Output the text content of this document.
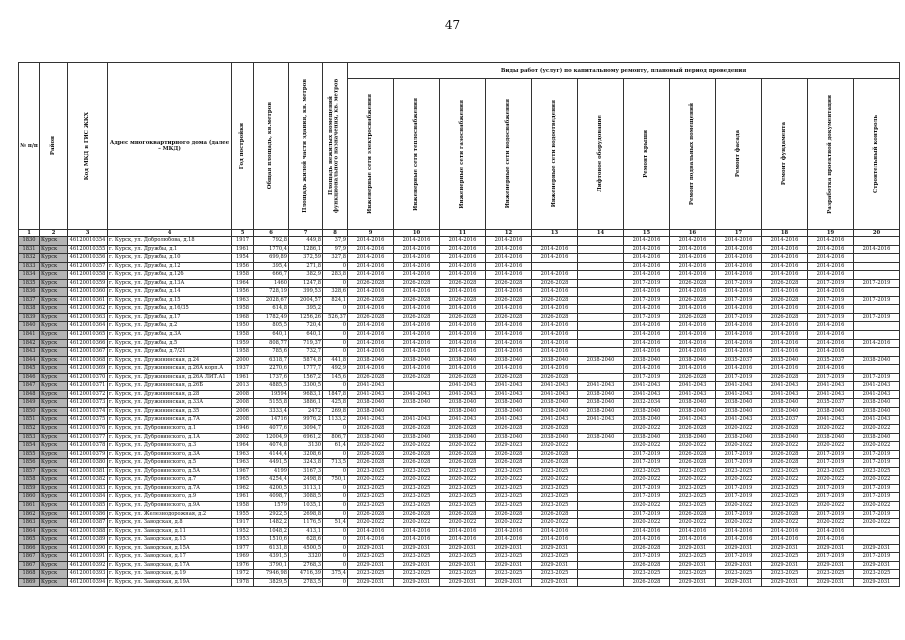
47
№ п/п	Район	Код МКД в ГИС ЖКХ	Адрес многоквартирного дома (далее – МКД)	Год постройки	Общая площадь, кв.метров	Площадь жилой части здания, кв. метров	Площадь нежилых помещений функционального назначения, кв. метров	Виды работ (услуг) по капитальному ремонту, плановый период проведения											

								Инженерные сети электроснабжения	Инженерные сети теплоснабжения	Инженерные сети газоснабжения	Инженерные сети водоснабжения	Инженерные сети водоотведения	Лифтовое оборудование	Ремонт крыши	Ремонт подвальных помещений	Ремонт фасада	Ремонт фундамента	Разработка проектной документации	Строительный контроль

1	2	3	4	5	6	7	8	9	10	11	12	13	14	15	16	17	18	19	20
1830	Курск	46120010354	г. Курск, ул. Добролюбова, д.18	1917	792,8	449,8	37,9	2014-2016	2014-2016	2014-2016	2014-2016			2014-2016	2014-2016	2014-2016	2014-2016	2014-2016	
1831	Курск	46120010355	г. Курск, ул. Дружбы, д.1	1961	1770,4	1286,1	97,9	2014-2016	2014-2016	2014-2016	2014-2016	2014-2016		2014-2016	2014-2016	2014-2016	2014-2016	2014-2016	2014-2016
1832	Курск	46120010356	г. Курск, ул. Дружбы, д.10	1954	699,89	372,59	327,8	2014-2016	2014-2016	2014-2016	2014-2016	2014-2016		2014-2016	2014-2016	2014-2016	2014-2016	2014-2016	
1833	Курск	46120010357	г. Курск, ул. Дружбы, д.12	1956	395,4	271,8	0	2014-2016	2014-2016	2014-2016	2014-2016			2014-2016	2014-2016	2014-2016	2014-2016	2014-2016	
1834	Курск	46120010358	г. Курск, ул. Дружбы, д.12б	1958	666,7	382,9	283,8	2014-2016	2014-2016	2014-2016	2014-2016	2014-2016		2014-2016	2014-2016	2014-2016	2014-2016	2014-2016	
1835	Курск	46120010359	г. Курск, ул. Дружбы, д.13А	1964	1460	1247,8	0	2026-2028	2026-2028	2026-2028	2026-2028	2026-2028		2017-2019	2026-2028	2017-2019	2026-2028	2017-2019	2017-2019
1836	Курск	46120010360	г. Курск, ул. Дружбы, д.14	1956	728,19	399,53	328,6	2014-2016	2014-2016	2014-2016	2014-2016	2014-2016		2014-2016	2014-2016	2014-2016	2014-2016	2014-2016	
1837	Курск	46120010361	г. Курск, ул. Дружбы, д.15	1963	2028,67	2004,57	824,1	2026-2028	2026-2028	2026-2028	2026-2028	2026-2028		2017-2019	2026-2028	2017-2019	2026-2028	2017-2019	2017-2019
1838	Курск	46120010362	г. Курск, ул. Дружбы, д.16/35	1958	614,8	395,2	0	2014-2016	2014-2016	2014-2016	2014-2016	2014-2016		2014-2016	2014-2016	2014-2016	2014-2016	2014-2016	
1839	Курск	46120010363	г. Курск, ул. Дружбы, д.17	1968	1782,49	1256,26	526,37	2026-2028	2026-2028	2026-2028	2026-2028	2026-2028		2017-2019	2026-2028	2017-2019	2026-2028	2017-2019	2017-2019
1840	Курск	46120010364	г. Курск, ул. Дружбы, д.2	1950	805,5	720,4	0	2014-2016	2014-2016	2014-2016	2014-2016	2014-2016		2014-2016	2014-2016	2014-2016	2014-2016	2014-2016	
1841	Курск	46120010365	г. Курск, ул. Дружбы, д.3А	1958	640,1	640,1	0	2014-2016	2014-2016	2014-2016	2014-2016	2014-2016		2014-2016	2014-2016	2014-2016	2014-2016	2014-2016	
1842	Курск	46120010366	г. Курск, ул. Дружбы, д.5	1959	808,77	719,37	0	2014-2016	2014-2016	2014-2016	2014-2016	2014-2016		2014-2016	2014-2016	2014-2016	2014-2016	2014-2016	2014-2016
1843	Курск	46120010367	г. Курск, ул. Дружбы, д.7/21	1958	785,6	732,7	0	2014-2016	2014-2016	2014-2016	2014-2016	2014-2016		2014-2016	2014-2016	2014-2016	2014-2016	2014-2016	
1844	Курск	46120010368	г. Курск, ул. Дружининская, д.24	2000	6318,7	5874,8	441,8	2038-2040	2038-2040	2038-2040	2038-2040	2038-2040	2038-2040	2038-2040	2038-2040	2035-2037	2035-2040	2035-2037	2038-2040
1845	Курск	46120010369	г. Курск, ул. Дружининская, д.26А корп.А	1937	2270,6	1777,7	492,9	2014-2016	2014-2016	2014-2016	2014-2016	2014-2016		2014-2016	2014-2016	2014-2016	2014-2016	2014-2016	
1846	Курск	46120010370	г. Курск, ул. Дружининская, д.26А ЛИТ.А1	1961	1737,6	1567,2	145,6	2026-2028	2026-2028	2026-2028	2026-2028	2026-2028		2017-2019	2026-2028	2017-2019	2026-2028	2017-2019	2017-2019
1847	Курск	46120010371	г. Курск, ул. Дружининская, д.26Б	2013	4885,5	3300,5	0	2041-2043		2041-2043	2041-2043	2041-2043	2041-2043	2041-2043	2041-2043	2041-2043	2041-2043	2041-2043	2041-2043
1848	Курск	46120010372	г. Курск, ул. Дружининская, д.28	2008	19594	9683,1	1847,8	2041-2043	2041-2043	2041-2043	2041-2043	2041-2043	2038-2040	2041-2043	2041-2043	2041-2043	2041-2043	2041-2043	2041-2043
1849	Курск	46120010373	г. Курск, ул. Дружининская, д.33А	2008	5155,8	3886,1	425,8	2038-2040	2038-2040	2038-2040	2038-2040	2038-2040	2038-2040	2032-2034	2038-2040	2038-2040	2038-2040	2035-2037	2038-2040
1850	Курск	46120010374	г. Курск, ул. Дружининская, д.35	2006	3333,4	2472	269,8	2038-2040		2038-2040	2038-2040	2038-2040	2038-2040	2038-2040	2038-2040	2038-2040	2038-2040	2038-2040	2038-2040
1851	Курск	46120010375	г. Курск, ул. Дружининская, д.7А	2008	14716	9976,2	1133,2	2041-2043	2041-2043	2041-2043	2041-2043	2041-2043	2041-2043	2038-2040	2041-2043	2041-2043	2035-2037	2041-2043	2041-2043
1852	Курск	46120010376	г. Курск, ул. Дубровинского, д.1	1946	4077,6	3094,7	0	2026-2028	2026-2028	2026-2028	2026-2028	2026-2028		2020-2022	2026-2028	2020-2022	2026-2028	2020-2022	2020-2022
1853	Курск	46120010377	г. Курск, ул. Дубровинского, д.1А	2002	12004,9	6961,2	806,7	2038-2040	2038-2040	2038-2040	2038-2040	2038-2040	2038-2040	2038-2040	2038-2040	2038-2040	2038-2040	2038-2040	2038-2040
1854	Курск	46120010378	г. Курск, ул. Дубровинского, д.3	1964	4074,8	3130	61,4	2020-2022	2020-2022	2020-2022	2029-2023	2020-2022		2020-2022	2020-2022	2020-2022	2020-2022	2020-2022	2020-2022
1855	Курск	46120010379	г. Курск, ул. Дубровинского, д.3А	1963	4144,4	3208,6	0	2026-2028	2026-2028	2026-2028	2026-2028	2026-2028		2017-2019	2026-2028	2017-2019	2026-2028	2017-2019	2017-2019
1856	Курск	46120010380	г. Курск, ул. Дубровинского, д.5	1963	4491,5	3243,8	713,5	2026-2028	2026-2028	2026-2028	2026-2028	2026-2028		2017-2019	2026-2028	2017-2019	2026-2028	2017-2019	2017-2019
1857	Курск	46120010381	г. Курск, ул. Дубровинского, д.5А	1967	4199	3167,3	0	2023-2025	2023-2025	2023-2025	2023-2025	2023-2025		2023-2025	2023-2025	2023-2025	2023-2025	2023-2025	2023-2025
1858	Курск	46120010382	г. Курск, ул. Дубровинского, д.7	1965	4254,4	2498,8	750,1	2020-2022	2020-2022	2020-2022	2020-2022	2020-2022		2020-2022	2020-2022	2020-2022	2020-2022	2020-2022	2020-2022
1859	Курск	46120010383	г. Курск, ул. Дубровинского, д.7А	1962	4200,5	3113,1	0	2023-2025	2023-2025	2023-2025	2023-2025	2023-2025		2017-2019	2023-2025	2017-2019	2023-2025	2017-2019	2017-2019
1860	Курск	46120010384	г. Курск, ул. Дубровинского, д.9	1961	4098,7	3088,5	0	2023-2025	2023-2025	2023-2025	2023-2025	2023-2025		2017-2019	2023-2025	2017-2019	2023-2025	2017-2019	2017-2019
1861	Курск	46120010385	г. Курск, ул. Дубровинского, д.9А	1958	1579	1035,1	0	2023-2025	2023-2025	2023-2025	2023-2025	2023-2025		2020-2022	2023-2025	2020-2022	2023-2025	2020-2022	2020-2022
1862	Курск	46120010386	г. Курск, ул. Железнодорожная, д.2	1955	2922,5	2698,8	0	2026-2028	2026-2028	2026-2028	2026-2028	2026-2028		2017-2019	2026-2028	2017-2019	2026-2028	2017-2019	2017-2019
1863	Курск	46120010387	г. Курск, ул. Заводская, д.8	1917	1482,2	1176,5	51,4	2020-2022	2020-2022	2020-2022	2020-2022	2020-2022		2020-2022	2020-2022	2020-2022	2020-2022	2020-2022	2020-2022
1864	Курск	46120010388	г. Курск, ул. Заводская, д.11	1952	1048,2	413,1	0	2014-2016	2014-2016	2014-2016	2014-2016	2014-2016		2014-2016	2014-2016	2014-2016	2014-2016	2014-2016	
1865	Курск	46120010389	г. Курск, ул. Заводская, д.13	1953	1510,6	628,6	0	2014-2016	2014-2016	2014-2016	2014-2016	2014-2016		2014-2016	2014-2016	2014-2016	2014-2016	2014-2016	
1866	Курск	46120010390	г. Курск, ул. Заводская, д.15А	1977	6131,8	4500,5	0	2029-2031	2029-2031	2029-2031	2029-2031	2029-2031		2026-2028	2029-2031	2029-2031	2029-2031	2029-2031	2029-2031
1867	Курск	46120010391	г. Курск, ул. Заводская, д.17	1969	4391,5	3320	0	2023-2025	2023-2025	2023-2025	2023-2025	2023-2025		2017-2019	2023-2025	2017-2019	2023-2025	2017-2019	2017-2019
1867	Курск	46120010392	г. Курск, ул. Заводская, д.17А	1976	3790,1	2768,3	0	2029-2031	2029-2031	2029-2031	2029-2031	2029-2031		2026-2028	2029-2031	2029-2031	2029-2031	2029-2031	2029-2031
1868	Курск	46120010393	г. Курск, ул. Заводская, д.19	1972	7946,98	4716,39	375,4	2023-2025	2023-2025	2023-2025	2023-2025	2023-2025		2023-2025	2023-2025	2023-2025	2023-2025	2023-2025	2023-2025
1869	Курск	46120010394	г. Курск, ул. Заводская, д.19А	1978	3829,5	2783,5	0	2029-2031	2029-2031	2029-2031	2029-2031	2029-2031		2026-2028	2029-2031	2029-2031	2029-2031	2029-2031	2029-2031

----

_THE REQUEST:_ Make a list of all lines in the data that contain "помещений".

_ANSWER BELOW:_
№ п/п	Район	Код МКД в ГИС ЖКХ	Адрес многоквартирного дома (далее – МКД)	Год постройки	Общая площадь, кв.метров	Площадь жилой части здания, кв. метров	Площадь нежилых помещений функционального назначения, кв. метров	Виды работ (услуг) по капитальному ремонту, плановый период проведения											
								Инженерные сети электроснабжения	Инженерные сети теплоснабжения	Инженерные сети газоснабжения	Инженерные сети водоснабжения	Инженерные сети водоотведения	Лифтовое оборудование	Ремонт крыши	Ремонт подвальных помещений	Ремонт фасада	Ремонт фундамента	Разработка проектной документации	Строительный контроль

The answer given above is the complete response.